WHAT IS EXPECTED :: Print the listing below exactly.

◇ ◇ ◇

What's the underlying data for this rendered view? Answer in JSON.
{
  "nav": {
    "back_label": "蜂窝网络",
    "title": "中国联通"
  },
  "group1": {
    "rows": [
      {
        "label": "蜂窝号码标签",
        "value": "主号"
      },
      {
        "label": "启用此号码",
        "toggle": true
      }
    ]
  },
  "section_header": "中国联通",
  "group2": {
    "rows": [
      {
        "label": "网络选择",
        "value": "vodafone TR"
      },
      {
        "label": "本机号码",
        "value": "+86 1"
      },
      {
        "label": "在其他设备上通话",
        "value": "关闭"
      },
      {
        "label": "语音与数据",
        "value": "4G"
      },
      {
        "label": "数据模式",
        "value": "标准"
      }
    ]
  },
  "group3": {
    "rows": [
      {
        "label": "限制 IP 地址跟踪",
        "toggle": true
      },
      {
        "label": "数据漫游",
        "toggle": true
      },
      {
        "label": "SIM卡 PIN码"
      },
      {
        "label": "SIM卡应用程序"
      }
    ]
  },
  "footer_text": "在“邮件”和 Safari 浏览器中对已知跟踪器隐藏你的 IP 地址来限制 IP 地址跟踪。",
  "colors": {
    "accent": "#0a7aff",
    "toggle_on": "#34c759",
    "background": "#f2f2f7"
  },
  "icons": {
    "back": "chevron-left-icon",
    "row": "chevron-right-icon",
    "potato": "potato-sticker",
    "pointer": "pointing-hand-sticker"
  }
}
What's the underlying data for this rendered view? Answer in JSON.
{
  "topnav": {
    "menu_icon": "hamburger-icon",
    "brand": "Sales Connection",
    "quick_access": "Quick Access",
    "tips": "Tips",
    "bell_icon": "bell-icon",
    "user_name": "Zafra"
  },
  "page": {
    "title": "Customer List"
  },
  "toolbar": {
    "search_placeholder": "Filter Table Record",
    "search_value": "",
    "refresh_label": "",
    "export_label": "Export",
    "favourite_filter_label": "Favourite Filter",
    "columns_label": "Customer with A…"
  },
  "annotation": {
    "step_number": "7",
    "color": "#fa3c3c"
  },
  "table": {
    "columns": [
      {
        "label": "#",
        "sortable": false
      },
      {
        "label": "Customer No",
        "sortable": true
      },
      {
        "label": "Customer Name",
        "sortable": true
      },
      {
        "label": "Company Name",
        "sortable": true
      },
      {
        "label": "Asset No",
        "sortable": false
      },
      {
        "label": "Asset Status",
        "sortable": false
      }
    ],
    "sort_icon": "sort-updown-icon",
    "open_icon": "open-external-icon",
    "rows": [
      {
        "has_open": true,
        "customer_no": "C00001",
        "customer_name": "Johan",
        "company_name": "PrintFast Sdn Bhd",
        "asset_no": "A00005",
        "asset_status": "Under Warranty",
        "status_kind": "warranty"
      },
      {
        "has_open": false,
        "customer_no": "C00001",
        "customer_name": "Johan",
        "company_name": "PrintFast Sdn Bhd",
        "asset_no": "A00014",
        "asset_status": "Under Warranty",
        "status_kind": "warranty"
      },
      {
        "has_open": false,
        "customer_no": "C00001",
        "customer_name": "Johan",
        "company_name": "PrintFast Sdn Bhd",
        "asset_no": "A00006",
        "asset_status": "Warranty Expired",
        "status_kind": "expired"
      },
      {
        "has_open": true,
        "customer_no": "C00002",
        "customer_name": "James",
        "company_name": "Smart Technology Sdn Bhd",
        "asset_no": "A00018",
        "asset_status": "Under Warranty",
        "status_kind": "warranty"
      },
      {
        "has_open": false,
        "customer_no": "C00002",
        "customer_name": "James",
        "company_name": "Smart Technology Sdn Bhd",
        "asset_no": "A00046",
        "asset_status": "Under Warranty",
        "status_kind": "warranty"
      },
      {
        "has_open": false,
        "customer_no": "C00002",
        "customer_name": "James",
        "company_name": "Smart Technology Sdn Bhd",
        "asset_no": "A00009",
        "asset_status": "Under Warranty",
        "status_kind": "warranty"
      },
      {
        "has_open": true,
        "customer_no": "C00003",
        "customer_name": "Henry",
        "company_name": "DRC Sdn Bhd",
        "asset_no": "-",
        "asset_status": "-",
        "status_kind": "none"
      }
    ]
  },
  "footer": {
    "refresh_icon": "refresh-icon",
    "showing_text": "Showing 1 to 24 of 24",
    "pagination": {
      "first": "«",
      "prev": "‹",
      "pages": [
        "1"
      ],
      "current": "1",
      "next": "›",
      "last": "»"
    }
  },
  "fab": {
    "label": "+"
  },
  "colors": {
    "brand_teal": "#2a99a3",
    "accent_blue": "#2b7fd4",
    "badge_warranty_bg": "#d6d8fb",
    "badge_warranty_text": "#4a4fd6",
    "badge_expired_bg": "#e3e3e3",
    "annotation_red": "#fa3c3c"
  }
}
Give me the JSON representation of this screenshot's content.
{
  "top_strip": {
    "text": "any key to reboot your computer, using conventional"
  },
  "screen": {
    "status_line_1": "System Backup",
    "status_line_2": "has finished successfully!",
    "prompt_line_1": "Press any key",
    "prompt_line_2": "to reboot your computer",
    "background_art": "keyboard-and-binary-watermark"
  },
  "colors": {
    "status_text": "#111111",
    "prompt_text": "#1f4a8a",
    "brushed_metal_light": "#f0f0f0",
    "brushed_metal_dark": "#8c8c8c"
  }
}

◇ ◇ ◇

COMPLETE OUTPUT ::
What's the underlying data for this rendered view? Answer in JSON.
{
  "nav": {
    "back_label": "蜂窝网络",
    "title": "中国联通"
  },
  "group1": {
    "rows": [
      {
        "label": "蜂窝号码标签",
        "value": "主号"
      },
      {
        "label": "启用此号码",
        "toggle": true
      }
    ]
  },
  "section_header": "中国联通",
  "group2": {
    "rows": [
      {
        "label": "网络选择",
        "value": "vodafone TR"
      },
      {
        "label": "本机号码",
        "value": "+86 1"
      },
      {
        "label": "在其他设备上通话",
        "value": "关闭"
      },
      {
        "label": "语音与数据",
        "value": "4G"
      },
      {
        "label": "数据模式",
        "value": "标准"
      }
    ]
  },
  "group3": {
    "rows": [
      {
        "label": "限制 IP 地址跟踪",
        "toggle": true
      },
      {
        "label": "数据漫游",
        "toggle": true
      },
      {
        "label": "SIM卡 PIN码"
      },
      {
        "label": "SIM卡应用程序"
      }
    ]
  },
  "footer_text": "在“邮件”和 Safari 浏览器中对已知跟踪器隐藏你的 IP 地址来限制 IP 地址跟踪。",
  "colors": {
    "accent": "#0a7aff",
    "toggle_on": "#34c759",
    "background": "#f2f2f7"
  },
  "icons": {
    "back": "chevron-left-icon",
    "row": "chevron-right-icon",
    "potato": "potato-sticker",
    "pointer": "pointing-hand-sticker"
  }
}
What's the underlying data for this rendered view? Answer in JSON.
{
  "topnav": {
    "menu_icon": "hamburger-icon",
    "brand": "Sales Connection",
    "quick_access": "Quick Access",
    "tips": "Tips",
    "bell_icon": "bell-icon",
    "user_name": "Zafra"
  },
  "page": {
    "title": "Customer List"
  },
  "toolbar": {
    "search_placeholder": "Filter Table Record",
    "search_value": "",
    "refresh_label": "",
    "export_label": "Export",
    "favourite_filter_label": "Favourite Filter",
    "columns_label": "Customer with A…"
  },
  "annotation": {
    "step_number": "7",
    "color": "#fa3c3c"
  },
  "table": {
    "columns": [
      {
        "label": "#",
        "sortable": false
      },
      {
        "label": "Customer No",
        "sortable": true
      },
      {
        "label": "Customer Name",
        "sortable": true
      },
      {
        "label": "Company Name",
        "sortable": true
      },
      {
        "label": "Asset No",
        "sortable": false
      },
      {
        "label": "Asset Status",
        "sortable": false
      }
    ],
    "sort_icon": "sort-updown-icon",
    "open_icon": "open-external-icon",
    "rows": [
      {
        "has_open": true,
        "customer_no": "C00001",
        "customer_name": "Johan",
        "company_name": "PrintFast Sdn Bhd",
        "asset_no": "A00005",
        "asset_status": "Under Warranty",
        "status_kind": "warranty"
      },
      {
        "has_open": false,
        "customer_no": "C00001",
        "customer_name": "Johan",
        "company_name": "PrintFast Sdn Bhd",
        "asset_no": "A00014",
        "asset_status": "Under Warranty",
        "status_kind": "warranty"
      },
      {
        "has_open": false,
        "customer_no": "C00001",
        "customer_name": "Johan",
        "company_name": "PrintFast Sdn Bhd",
        "asset_no": "A00006",
        "asset_status": "Warranty Expired",
        "status_kind": "expired"
      },
      {
        "has_open": true,
        "customer_no": "C00002",
        "customer_name": "James",
        "company_name": "Smart Technology Sdn Bhd",
        "asset_no": "A00018",
        "asset_status": "Under Warranty",
        "status_kind": "warranty"
      },
      {
        "has_open": false,
        "customer_no": "C00002",
        "customer_name": "James",
        "company_name": "Smart Technology Sdn Bhd",
        "asset_no": "A00046",
        "asset_status": "Under Warranty",
        "status_kind": "warranty"
      },
      {
        "has_open": false,
        "customer_no": "C00002",
        "customer_name": "James",
        "company_name": "Smart Technology Sdn Bhd",
        "asset_no": "A00009",
        "asset_status": "Under Warranty",
        "status_kind": "warranty"
      },
      {
        "has_open": true,
        "customer_no": "C00003",
        "customer_name": "Henry",
        "company_name": "DRC Sdn Bhd",
        "asset_no": "-",
        "asset_status": "-",
        "status_kind": "none"
      }
    ]
  },
  "footer": {
    "refresh_icon": "refresh-icon",
    "showing_text": "Showing 1 to 24 of 24",
    "pagination": {
      "first": "«",
      "prev": "‹",
      "pages": [
        "1"
      ],
      "current": "1",
      "next": "›",
      "last": "»"
    }
  },
  "fab": {
    "label": "+"
  },
  "colors": {
    "brand_teal": "#2a99a3",
    "accent_blue": "#2b7fd4",
    "badge_warranty_bg": "#d6d8fb",
    "badge_warranty_text": "#4a4fd6",
    "badge_expired_bg": "#e3e3e3",
    "annotation_red": "#fa3c3c"
  }
}
Give me the JSON representation of this screenshot's content.
{
  "top_strip": {
    "text": "any key to reboot your computer, using conventional"
  },
  "screen": {
    "status_line_1": "System Backup",
    "status_line_2": "has finished successfully!",
    "prompt_line_1": "Press any key",
    "prompt_line_2": "to reboot your computer",
    "background_art": "keyboard-and-binary-watermark"
  },
  "colors": {
    "status_text": "#111111",
    "prompt_text": "#1f4a8a",
    "brushed_metal_light": "#f0f0f0",
    "brushed_metal_dark": "#8c8c8c"
  }
}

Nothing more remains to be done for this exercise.